Exercise - Keep every line where the word "Password" appears; drop the rest.

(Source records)
----
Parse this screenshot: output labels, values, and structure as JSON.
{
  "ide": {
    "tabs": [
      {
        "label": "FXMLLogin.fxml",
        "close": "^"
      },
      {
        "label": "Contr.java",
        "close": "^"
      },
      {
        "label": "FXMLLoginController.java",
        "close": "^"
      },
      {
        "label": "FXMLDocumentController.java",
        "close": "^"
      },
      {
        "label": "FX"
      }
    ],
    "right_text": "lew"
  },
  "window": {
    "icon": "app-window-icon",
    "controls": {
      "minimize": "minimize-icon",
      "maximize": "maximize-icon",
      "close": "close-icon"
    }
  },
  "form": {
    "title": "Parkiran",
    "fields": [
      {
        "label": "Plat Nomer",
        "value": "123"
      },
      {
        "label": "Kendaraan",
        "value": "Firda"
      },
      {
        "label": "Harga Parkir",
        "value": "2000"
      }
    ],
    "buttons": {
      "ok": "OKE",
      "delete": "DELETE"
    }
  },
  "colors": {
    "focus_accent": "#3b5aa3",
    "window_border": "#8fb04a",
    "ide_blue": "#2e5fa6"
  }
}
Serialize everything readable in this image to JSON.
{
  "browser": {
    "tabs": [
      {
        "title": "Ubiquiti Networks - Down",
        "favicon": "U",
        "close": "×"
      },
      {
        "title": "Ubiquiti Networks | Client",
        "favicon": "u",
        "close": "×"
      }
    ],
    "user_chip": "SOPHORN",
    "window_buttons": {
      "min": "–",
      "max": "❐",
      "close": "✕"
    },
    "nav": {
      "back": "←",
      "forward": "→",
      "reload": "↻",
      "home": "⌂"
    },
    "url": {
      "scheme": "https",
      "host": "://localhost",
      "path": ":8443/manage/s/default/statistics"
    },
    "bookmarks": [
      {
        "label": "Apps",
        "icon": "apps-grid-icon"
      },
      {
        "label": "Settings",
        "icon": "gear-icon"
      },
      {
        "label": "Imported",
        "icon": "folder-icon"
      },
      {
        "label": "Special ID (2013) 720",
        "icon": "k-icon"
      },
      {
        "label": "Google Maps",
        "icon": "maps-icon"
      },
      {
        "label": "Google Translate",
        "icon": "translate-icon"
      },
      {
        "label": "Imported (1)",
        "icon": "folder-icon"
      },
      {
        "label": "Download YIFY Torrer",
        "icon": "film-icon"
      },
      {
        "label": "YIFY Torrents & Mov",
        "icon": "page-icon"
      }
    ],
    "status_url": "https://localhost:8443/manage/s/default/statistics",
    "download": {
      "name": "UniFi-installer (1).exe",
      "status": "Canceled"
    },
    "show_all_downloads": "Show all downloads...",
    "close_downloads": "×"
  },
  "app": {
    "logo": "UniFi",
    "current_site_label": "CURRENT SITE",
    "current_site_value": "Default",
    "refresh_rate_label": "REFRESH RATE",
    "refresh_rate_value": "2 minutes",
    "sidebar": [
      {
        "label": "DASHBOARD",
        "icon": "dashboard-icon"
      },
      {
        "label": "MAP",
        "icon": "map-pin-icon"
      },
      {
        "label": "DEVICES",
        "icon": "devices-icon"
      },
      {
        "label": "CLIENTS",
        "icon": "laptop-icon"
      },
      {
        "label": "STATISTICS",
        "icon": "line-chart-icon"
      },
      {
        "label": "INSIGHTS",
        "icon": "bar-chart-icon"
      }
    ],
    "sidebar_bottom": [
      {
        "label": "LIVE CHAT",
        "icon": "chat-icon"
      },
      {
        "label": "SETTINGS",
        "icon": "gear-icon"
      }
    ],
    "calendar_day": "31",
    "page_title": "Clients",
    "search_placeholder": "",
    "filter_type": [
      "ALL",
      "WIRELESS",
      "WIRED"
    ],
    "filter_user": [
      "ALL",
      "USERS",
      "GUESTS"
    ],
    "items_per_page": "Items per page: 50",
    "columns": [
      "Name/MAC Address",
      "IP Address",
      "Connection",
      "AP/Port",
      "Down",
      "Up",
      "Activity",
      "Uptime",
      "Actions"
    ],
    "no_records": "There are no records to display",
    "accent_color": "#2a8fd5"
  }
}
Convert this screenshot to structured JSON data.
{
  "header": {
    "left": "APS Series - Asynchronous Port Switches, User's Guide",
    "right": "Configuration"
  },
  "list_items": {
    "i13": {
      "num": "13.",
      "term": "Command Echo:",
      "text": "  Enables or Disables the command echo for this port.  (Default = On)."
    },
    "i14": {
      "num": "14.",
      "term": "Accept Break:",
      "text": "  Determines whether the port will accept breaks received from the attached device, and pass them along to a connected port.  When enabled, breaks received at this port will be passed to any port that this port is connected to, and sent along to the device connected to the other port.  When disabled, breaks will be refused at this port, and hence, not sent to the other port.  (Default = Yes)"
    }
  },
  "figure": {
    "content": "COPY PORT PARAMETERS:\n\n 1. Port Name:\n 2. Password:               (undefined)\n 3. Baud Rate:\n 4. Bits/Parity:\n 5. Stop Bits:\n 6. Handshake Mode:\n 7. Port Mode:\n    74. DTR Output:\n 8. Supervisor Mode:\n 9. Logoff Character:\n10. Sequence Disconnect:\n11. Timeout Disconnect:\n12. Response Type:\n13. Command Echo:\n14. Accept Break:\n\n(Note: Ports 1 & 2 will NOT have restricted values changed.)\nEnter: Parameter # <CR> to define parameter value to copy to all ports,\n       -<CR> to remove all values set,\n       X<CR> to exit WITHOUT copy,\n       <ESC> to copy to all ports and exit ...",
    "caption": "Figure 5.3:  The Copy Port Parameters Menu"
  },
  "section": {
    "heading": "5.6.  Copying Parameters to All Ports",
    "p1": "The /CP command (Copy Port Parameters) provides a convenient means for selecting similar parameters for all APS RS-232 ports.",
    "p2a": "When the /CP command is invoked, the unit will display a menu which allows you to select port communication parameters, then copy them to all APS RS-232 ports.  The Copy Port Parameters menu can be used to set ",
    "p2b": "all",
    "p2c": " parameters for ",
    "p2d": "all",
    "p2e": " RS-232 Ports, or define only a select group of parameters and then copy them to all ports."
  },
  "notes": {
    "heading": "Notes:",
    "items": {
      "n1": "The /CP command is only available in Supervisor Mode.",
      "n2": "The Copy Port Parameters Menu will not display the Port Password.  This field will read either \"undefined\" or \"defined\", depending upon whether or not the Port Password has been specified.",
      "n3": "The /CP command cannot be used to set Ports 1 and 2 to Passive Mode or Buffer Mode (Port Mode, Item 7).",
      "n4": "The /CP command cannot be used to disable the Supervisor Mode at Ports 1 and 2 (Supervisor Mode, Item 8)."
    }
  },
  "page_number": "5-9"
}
----
The answer -
    "content": "COPY PORT PARAMETERS:\n\n 1. Port Name:\n 2. Password:               (undefined)\n 3. Baud Rate:\n 4. Bits/Parity:\n 5. Stop Bits:\n 6. Handshake Mode:\n 7. Port Mode:\n    74. DTR Output:\n 8. Supervisor Mode:\n 9. Logoff Character:\n10. Sequence Disconnect:\n11. Timeout Disconnect:\n12. Response Type:\n13. Command Echo:\n14. Accept Break:\n\n(Note: Ports 1 & 2 will NOT have restricted values changed.)\nEnter: Parameter # <CR> to define parameter value to copy to all ports,\n       -<CR> to remove all values set,\n       X<CR> to exit WITHOUT copy,\n       <ESC> to copy to all ports and exit ...",
      "n2": "The Copy Port Parameters Menu will not display the Port Password.  This field will read either \"undefined\" or \"defined\", depending upon whether or not the Port Password has been specified.",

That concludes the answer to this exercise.